* **Task details**
Copy out each line containing "пищевая" from the entries below.

[Data listing]
....................

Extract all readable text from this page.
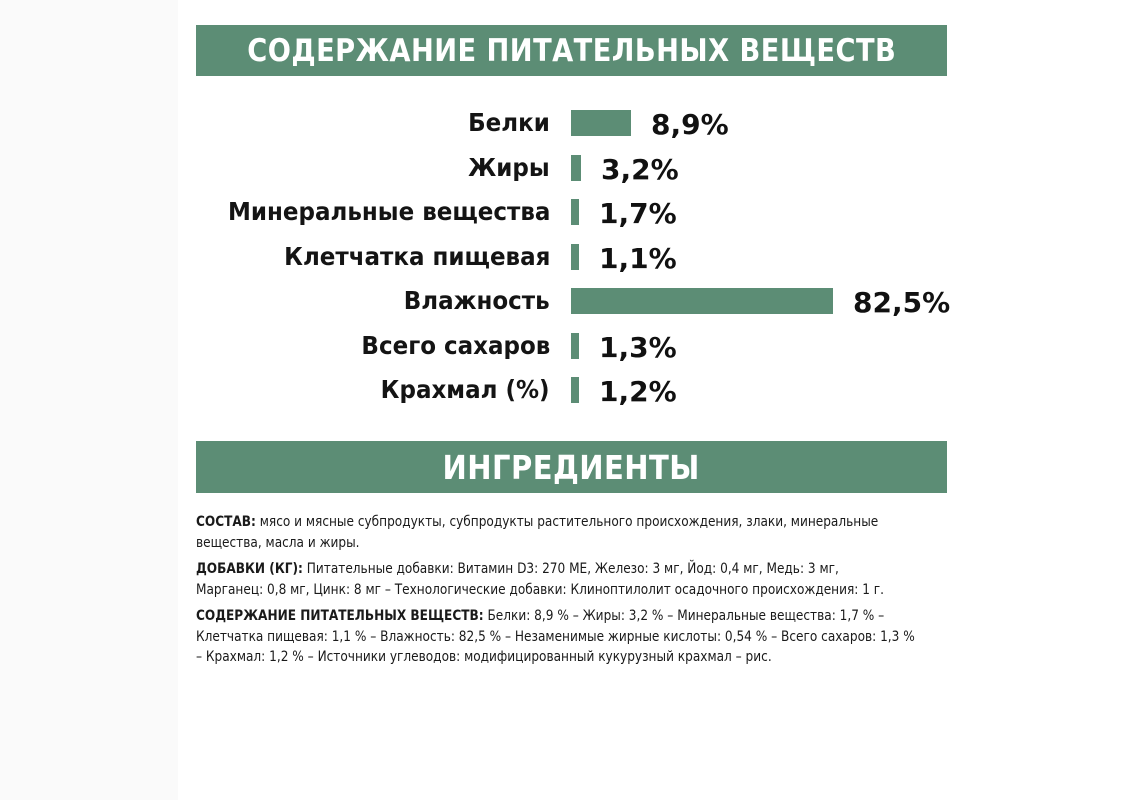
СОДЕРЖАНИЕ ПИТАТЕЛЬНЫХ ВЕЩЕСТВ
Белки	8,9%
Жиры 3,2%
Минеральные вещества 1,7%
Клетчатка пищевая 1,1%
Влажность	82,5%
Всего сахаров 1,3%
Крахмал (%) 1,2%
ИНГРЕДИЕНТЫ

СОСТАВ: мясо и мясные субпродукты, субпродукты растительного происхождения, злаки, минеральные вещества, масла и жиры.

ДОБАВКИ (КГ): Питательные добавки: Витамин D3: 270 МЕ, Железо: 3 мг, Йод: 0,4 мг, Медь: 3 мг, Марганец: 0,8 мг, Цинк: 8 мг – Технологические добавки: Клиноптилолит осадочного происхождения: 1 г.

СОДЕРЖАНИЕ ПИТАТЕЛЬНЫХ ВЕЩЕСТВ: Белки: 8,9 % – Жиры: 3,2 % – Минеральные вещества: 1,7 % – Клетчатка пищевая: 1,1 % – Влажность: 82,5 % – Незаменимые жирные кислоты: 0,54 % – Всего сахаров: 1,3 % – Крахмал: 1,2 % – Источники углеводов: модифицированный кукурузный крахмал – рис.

....................

* **Correct response**
Клетчатка пищевая 1,1%
СОДЕРЖАНИЕ ПИТАТЕЛЬНЫХ ВЕЩЕСТВ: Белки: 8,9 % – Жиры: 3,2 % – Минеральные вещества: 1,7 % – Клетчатка пищевая: 1,1 % – Влажность: 82,5 % – Незаменимые жирные кислоты: 0,54 % – Всего сахаров: 1,3 % – Крахмал: 1,2 % – Источники углеводов: модифицированный кукурузный крахмал – рис.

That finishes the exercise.